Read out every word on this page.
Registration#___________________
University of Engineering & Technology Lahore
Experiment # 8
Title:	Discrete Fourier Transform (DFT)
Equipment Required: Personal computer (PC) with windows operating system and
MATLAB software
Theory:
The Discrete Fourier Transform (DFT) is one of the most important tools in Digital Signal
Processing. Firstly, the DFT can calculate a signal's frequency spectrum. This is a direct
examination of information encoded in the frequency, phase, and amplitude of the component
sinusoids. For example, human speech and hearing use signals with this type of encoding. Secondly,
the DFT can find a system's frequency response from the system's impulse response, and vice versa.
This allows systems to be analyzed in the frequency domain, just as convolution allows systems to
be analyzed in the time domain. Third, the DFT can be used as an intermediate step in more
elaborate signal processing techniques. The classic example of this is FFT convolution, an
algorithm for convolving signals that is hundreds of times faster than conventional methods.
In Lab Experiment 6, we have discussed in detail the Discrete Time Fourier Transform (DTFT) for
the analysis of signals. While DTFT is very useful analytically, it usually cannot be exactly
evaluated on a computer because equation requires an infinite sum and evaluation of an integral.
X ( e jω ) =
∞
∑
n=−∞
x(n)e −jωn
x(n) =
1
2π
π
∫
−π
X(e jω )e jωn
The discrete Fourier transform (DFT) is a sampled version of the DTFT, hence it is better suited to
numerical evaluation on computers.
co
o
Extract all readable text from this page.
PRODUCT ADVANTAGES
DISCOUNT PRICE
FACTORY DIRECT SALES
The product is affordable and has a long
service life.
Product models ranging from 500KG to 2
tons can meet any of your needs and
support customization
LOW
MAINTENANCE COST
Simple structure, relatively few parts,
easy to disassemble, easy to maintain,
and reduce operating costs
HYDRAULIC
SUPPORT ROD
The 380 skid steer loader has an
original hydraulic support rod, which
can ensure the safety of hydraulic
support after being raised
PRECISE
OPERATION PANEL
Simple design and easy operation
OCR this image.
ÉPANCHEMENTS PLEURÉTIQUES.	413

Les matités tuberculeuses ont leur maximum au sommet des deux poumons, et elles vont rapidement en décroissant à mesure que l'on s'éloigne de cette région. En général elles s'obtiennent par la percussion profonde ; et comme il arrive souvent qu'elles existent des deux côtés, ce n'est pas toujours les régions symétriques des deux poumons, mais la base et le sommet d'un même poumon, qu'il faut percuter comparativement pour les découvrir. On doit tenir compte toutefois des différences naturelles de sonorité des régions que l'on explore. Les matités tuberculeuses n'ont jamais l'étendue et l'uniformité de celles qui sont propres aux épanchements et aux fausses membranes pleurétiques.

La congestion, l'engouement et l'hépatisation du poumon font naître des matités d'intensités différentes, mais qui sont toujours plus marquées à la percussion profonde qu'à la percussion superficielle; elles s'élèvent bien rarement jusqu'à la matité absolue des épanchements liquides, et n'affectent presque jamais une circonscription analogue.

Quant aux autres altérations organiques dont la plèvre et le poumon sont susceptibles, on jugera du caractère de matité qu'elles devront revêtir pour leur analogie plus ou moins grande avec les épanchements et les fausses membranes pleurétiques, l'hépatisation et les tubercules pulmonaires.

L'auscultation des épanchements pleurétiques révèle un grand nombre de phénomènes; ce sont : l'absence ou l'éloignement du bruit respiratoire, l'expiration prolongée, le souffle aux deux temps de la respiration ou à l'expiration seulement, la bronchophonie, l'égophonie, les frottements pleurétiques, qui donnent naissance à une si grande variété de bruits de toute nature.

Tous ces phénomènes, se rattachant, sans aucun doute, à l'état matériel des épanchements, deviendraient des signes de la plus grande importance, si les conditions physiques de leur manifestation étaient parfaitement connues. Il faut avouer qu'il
•••
● **Short task**: Which lines hold the word "domain"? Copy all of them.

● **Solution to this problem**:
This allows systems to be analyzed in the frequency domain, just as convolution allows systems to
be analyzed in the time domain. Third, the DFT can be used as an intermediate step in more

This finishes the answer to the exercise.